**Information supplied**
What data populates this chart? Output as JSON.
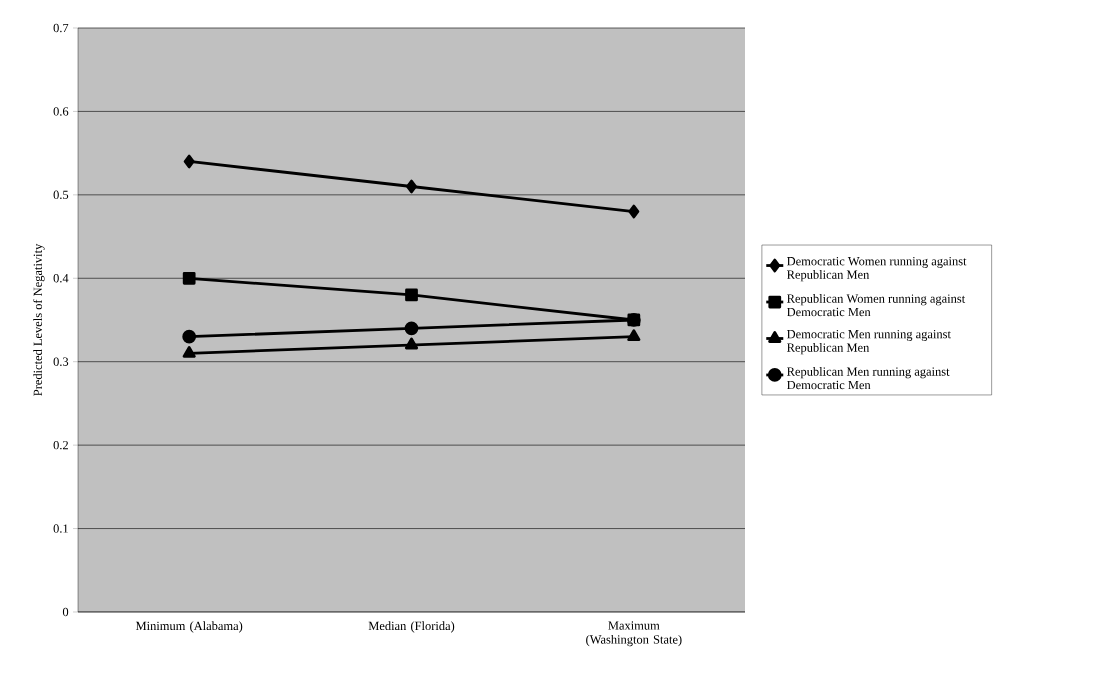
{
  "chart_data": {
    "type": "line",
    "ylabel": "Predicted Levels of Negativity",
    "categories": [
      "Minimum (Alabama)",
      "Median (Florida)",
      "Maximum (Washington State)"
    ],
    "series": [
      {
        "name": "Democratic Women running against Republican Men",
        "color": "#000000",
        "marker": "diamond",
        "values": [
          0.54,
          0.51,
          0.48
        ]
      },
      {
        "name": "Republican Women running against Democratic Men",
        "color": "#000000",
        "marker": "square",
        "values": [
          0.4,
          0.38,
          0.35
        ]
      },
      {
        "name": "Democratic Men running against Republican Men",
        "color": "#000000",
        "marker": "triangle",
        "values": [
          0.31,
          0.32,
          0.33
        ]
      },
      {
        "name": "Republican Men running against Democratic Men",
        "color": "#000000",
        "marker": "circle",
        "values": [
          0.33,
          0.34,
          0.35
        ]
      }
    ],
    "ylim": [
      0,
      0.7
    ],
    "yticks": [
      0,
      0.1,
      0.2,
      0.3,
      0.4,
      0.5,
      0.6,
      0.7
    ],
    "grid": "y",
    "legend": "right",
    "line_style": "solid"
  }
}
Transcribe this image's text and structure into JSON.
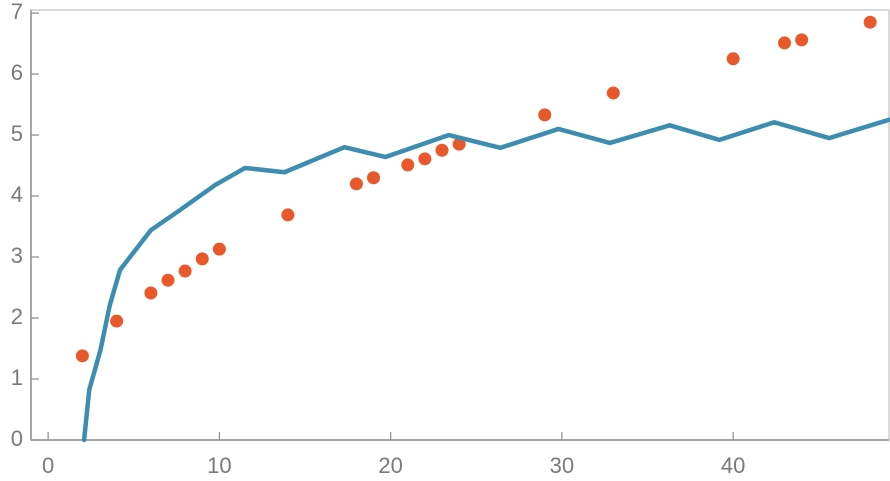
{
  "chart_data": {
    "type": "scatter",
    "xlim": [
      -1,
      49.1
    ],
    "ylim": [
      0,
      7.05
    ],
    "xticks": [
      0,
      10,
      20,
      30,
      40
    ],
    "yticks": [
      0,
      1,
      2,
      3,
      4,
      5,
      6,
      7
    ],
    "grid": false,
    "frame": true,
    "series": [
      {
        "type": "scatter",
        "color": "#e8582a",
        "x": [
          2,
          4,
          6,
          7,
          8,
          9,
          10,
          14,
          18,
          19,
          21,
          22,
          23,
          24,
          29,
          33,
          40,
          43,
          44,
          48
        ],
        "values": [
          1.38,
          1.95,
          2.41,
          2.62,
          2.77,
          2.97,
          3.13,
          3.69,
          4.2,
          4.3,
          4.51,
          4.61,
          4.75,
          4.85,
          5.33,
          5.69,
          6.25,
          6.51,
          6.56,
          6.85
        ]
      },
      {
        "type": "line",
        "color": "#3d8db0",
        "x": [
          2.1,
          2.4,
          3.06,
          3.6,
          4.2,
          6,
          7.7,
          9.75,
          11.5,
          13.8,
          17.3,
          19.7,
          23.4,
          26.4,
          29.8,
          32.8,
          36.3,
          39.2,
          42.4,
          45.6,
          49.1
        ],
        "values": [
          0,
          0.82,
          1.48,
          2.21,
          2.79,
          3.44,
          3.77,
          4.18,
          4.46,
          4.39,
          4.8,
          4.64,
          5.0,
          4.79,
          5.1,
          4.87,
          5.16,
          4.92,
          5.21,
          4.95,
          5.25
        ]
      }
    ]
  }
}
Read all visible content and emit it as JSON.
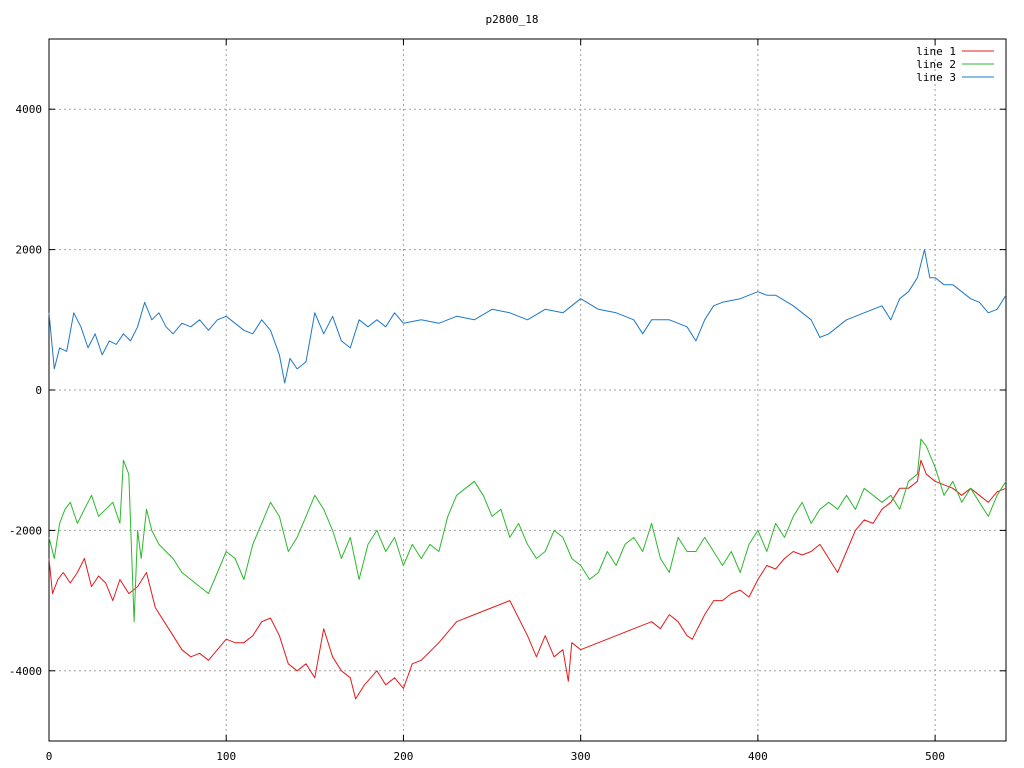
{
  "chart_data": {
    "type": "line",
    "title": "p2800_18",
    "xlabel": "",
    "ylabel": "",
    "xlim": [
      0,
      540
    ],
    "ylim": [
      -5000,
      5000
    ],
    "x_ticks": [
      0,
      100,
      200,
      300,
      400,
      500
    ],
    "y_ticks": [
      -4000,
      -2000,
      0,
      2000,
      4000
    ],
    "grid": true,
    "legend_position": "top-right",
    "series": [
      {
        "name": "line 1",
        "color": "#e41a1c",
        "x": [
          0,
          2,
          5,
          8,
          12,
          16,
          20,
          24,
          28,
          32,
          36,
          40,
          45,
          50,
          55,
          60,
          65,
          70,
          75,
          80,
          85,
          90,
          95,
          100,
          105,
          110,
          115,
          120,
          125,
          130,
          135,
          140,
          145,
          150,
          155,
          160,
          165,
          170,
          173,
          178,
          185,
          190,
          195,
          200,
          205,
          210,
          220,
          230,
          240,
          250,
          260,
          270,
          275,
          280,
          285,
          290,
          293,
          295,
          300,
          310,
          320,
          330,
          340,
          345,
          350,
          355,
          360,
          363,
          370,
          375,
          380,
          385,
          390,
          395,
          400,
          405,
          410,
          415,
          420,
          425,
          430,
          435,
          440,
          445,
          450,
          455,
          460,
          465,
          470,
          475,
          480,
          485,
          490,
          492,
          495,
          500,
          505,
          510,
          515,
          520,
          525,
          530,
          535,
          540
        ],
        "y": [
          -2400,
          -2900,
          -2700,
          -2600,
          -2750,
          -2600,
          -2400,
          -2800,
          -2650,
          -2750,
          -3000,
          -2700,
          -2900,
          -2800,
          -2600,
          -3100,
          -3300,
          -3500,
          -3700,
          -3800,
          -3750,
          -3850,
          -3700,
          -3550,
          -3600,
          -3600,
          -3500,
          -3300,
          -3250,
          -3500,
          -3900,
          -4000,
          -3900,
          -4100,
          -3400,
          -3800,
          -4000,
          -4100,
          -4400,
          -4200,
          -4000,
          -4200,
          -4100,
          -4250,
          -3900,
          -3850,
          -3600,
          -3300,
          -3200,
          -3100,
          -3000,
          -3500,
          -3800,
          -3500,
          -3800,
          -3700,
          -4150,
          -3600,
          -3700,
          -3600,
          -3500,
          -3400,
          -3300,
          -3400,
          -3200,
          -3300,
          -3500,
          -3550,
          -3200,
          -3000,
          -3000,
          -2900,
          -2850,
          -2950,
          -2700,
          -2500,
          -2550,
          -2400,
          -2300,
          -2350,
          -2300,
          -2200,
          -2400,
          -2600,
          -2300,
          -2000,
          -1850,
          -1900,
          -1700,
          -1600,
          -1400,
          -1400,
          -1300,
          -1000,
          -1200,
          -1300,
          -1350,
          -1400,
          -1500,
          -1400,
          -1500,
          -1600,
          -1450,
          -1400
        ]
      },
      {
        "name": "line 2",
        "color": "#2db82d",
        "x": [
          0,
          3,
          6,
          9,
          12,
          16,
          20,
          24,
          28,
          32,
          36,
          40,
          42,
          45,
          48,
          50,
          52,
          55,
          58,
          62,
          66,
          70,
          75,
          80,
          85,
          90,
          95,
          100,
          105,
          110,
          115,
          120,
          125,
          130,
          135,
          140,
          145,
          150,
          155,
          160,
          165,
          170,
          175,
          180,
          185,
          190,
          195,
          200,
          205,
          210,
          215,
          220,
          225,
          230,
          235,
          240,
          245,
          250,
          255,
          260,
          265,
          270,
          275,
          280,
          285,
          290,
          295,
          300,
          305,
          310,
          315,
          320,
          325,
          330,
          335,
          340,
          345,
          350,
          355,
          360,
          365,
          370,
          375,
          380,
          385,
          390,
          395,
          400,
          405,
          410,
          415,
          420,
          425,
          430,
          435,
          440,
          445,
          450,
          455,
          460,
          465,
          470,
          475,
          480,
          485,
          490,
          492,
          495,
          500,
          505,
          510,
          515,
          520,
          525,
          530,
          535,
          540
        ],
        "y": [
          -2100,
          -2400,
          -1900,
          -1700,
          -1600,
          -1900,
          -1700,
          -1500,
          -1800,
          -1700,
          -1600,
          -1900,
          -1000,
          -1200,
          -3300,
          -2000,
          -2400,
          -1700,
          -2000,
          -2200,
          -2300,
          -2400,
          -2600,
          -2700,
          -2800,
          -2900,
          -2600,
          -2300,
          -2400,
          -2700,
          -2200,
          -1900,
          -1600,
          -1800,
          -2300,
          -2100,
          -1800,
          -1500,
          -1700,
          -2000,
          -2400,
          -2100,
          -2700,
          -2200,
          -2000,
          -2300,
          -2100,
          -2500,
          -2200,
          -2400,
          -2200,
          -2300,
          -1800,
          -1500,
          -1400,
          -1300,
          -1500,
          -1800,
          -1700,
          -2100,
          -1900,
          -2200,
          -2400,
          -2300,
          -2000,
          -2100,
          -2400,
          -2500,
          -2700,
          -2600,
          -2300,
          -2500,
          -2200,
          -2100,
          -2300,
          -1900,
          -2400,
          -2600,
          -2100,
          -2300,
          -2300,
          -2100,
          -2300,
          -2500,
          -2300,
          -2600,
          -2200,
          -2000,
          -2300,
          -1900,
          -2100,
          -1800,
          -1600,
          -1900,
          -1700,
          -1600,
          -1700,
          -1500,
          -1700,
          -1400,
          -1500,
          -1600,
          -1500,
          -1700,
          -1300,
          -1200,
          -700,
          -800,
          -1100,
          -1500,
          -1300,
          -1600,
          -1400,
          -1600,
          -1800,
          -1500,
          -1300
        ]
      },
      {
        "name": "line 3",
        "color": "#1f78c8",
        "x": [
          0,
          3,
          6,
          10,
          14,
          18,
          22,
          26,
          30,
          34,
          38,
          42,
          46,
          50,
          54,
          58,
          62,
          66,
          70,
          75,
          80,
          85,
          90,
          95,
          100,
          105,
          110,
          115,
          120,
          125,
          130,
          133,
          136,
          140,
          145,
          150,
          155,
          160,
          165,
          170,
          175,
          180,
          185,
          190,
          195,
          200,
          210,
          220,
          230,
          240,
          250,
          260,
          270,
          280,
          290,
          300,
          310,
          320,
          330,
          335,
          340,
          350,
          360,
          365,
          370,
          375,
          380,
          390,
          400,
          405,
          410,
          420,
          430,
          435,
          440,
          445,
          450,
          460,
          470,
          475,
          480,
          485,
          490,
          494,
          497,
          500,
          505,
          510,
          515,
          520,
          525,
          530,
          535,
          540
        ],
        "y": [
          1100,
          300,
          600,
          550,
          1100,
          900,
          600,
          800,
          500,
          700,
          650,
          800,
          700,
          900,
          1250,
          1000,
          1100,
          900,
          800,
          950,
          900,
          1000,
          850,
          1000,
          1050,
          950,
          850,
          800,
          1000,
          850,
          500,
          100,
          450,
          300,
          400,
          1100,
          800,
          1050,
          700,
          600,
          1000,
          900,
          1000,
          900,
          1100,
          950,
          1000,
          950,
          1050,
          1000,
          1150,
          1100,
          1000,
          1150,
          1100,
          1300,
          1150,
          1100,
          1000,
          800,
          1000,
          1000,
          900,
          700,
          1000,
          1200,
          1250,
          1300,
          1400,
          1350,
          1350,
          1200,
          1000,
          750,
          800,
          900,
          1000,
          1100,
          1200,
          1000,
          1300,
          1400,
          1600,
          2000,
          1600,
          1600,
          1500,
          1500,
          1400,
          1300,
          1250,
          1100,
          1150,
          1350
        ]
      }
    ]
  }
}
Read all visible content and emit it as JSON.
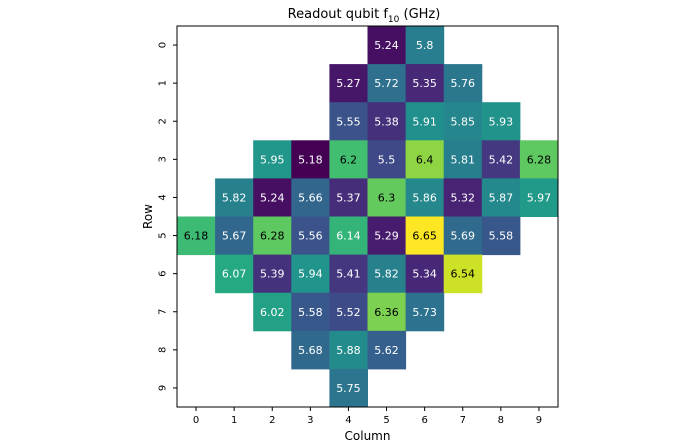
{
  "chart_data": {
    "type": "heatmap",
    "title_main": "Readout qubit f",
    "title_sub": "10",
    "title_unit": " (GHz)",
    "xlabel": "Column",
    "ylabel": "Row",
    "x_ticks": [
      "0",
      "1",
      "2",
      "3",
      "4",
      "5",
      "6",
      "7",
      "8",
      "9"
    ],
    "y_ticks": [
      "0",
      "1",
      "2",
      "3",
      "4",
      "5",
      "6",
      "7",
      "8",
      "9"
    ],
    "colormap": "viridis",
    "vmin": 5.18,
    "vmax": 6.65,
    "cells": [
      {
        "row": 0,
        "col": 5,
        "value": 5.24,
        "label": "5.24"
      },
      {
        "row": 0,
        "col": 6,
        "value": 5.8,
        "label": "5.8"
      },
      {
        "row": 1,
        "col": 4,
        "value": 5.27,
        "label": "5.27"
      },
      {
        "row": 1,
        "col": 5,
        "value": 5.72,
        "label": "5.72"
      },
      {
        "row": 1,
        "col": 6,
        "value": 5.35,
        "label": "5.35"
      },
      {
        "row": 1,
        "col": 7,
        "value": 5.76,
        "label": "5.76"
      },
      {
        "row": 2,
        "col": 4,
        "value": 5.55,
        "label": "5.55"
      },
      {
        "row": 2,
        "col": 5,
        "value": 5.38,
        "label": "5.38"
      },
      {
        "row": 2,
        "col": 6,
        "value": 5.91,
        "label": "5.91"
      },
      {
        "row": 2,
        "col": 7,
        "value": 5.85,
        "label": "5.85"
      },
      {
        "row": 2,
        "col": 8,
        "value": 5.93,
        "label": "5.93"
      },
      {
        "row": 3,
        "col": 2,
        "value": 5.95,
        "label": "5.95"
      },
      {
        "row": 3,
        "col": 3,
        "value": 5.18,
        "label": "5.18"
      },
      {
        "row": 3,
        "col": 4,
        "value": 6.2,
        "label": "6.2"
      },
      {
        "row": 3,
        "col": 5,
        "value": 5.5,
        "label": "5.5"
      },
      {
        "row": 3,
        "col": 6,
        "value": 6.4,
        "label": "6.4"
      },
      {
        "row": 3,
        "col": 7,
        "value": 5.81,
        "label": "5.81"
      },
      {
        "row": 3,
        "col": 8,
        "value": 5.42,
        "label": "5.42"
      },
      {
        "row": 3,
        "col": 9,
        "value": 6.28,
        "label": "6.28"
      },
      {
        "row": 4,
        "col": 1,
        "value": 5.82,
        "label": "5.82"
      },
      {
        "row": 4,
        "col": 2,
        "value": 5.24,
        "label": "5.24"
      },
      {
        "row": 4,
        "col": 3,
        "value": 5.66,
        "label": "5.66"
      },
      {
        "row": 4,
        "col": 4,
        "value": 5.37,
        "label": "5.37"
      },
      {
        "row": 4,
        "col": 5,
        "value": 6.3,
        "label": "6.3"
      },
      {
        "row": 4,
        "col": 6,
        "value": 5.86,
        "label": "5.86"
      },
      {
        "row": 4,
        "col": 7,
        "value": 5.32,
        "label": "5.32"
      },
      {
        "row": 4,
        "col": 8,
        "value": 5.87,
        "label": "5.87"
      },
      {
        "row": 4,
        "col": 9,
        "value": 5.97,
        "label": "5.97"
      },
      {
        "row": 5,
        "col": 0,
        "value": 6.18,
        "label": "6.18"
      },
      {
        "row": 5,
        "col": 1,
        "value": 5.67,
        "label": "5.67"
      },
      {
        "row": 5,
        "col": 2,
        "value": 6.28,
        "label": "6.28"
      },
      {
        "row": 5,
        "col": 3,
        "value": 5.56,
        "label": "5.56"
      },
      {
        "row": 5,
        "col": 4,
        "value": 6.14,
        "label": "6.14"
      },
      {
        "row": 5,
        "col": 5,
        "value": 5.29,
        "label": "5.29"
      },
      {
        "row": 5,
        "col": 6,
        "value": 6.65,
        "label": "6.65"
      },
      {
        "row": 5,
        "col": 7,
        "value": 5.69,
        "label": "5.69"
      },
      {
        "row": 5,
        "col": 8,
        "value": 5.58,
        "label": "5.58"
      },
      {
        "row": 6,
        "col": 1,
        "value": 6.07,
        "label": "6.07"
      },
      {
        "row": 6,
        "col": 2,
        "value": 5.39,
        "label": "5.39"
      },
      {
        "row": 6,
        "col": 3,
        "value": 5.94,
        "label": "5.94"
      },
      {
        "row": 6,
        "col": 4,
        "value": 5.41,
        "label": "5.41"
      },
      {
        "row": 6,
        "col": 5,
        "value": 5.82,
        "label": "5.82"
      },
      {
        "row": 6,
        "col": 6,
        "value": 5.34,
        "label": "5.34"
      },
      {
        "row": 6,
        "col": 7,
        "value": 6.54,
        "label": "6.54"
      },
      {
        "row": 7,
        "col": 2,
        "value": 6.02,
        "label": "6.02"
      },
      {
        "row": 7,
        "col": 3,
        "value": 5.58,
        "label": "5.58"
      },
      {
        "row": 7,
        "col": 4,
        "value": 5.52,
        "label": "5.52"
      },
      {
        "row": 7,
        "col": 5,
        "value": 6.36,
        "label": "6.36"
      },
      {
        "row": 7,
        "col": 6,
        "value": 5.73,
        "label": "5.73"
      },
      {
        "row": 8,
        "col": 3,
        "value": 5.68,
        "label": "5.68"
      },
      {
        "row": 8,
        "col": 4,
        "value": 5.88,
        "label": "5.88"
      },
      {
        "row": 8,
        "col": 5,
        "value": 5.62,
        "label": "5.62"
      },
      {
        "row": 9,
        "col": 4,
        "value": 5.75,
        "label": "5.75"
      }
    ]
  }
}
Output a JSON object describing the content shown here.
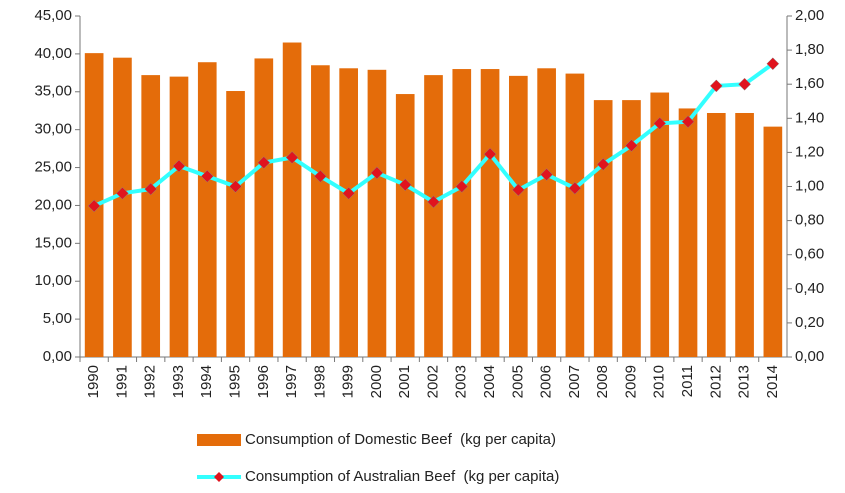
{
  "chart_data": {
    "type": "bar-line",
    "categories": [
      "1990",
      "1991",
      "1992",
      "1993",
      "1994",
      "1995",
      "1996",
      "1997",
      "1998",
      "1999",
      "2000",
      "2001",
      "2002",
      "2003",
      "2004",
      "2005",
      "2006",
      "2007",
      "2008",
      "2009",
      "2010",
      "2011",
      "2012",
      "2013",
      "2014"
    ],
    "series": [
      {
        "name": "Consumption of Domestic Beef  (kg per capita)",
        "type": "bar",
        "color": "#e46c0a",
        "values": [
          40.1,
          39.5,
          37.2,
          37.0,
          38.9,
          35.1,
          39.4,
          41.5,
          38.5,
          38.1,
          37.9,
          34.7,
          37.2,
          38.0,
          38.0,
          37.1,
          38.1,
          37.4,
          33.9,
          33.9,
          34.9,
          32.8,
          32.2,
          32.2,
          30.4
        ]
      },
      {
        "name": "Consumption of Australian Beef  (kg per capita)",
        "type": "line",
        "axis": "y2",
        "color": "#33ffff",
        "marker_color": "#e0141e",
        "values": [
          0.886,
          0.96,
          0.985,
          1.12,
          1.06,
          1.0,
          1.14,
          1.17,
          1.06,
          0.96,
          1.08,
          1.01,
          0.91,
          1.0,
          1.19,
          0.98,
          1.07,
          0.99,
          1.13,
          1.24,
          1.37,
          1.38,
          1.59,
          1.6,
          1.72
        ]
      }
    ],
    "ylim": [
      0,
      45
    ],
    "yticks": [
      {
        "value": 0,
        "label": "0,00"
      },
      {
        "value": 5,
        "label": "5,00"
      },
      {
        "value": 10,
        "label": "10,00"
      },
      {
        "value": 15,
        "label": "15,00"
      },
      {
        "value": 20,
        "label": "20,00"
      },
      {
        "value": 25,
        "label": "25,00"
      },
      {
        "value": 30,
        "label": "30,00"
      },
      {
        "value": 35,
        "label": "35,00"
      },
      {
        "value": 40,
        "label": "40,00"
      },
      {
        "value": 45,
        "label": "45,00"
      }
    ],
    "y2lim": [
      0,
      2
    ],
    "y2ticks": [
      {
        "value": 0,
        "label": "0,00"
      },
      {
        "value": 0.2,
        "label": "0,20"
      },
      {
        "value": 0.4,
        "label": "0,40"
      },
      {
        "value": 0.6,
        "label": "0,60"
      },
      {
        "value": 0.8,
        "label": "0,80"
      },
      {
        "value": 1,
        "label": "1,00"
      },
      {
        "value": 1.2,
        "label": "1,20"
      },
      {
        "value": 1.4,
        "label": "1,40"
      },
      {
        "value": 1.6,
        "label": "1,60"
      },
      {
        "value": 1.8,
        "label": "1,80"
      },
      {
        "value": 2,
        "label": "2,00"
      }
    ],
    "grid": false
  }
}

**Aim of the exercise**
Find every line in the listing that holds the string "Democratic", then say how many there are as a bare number.

**Result**
4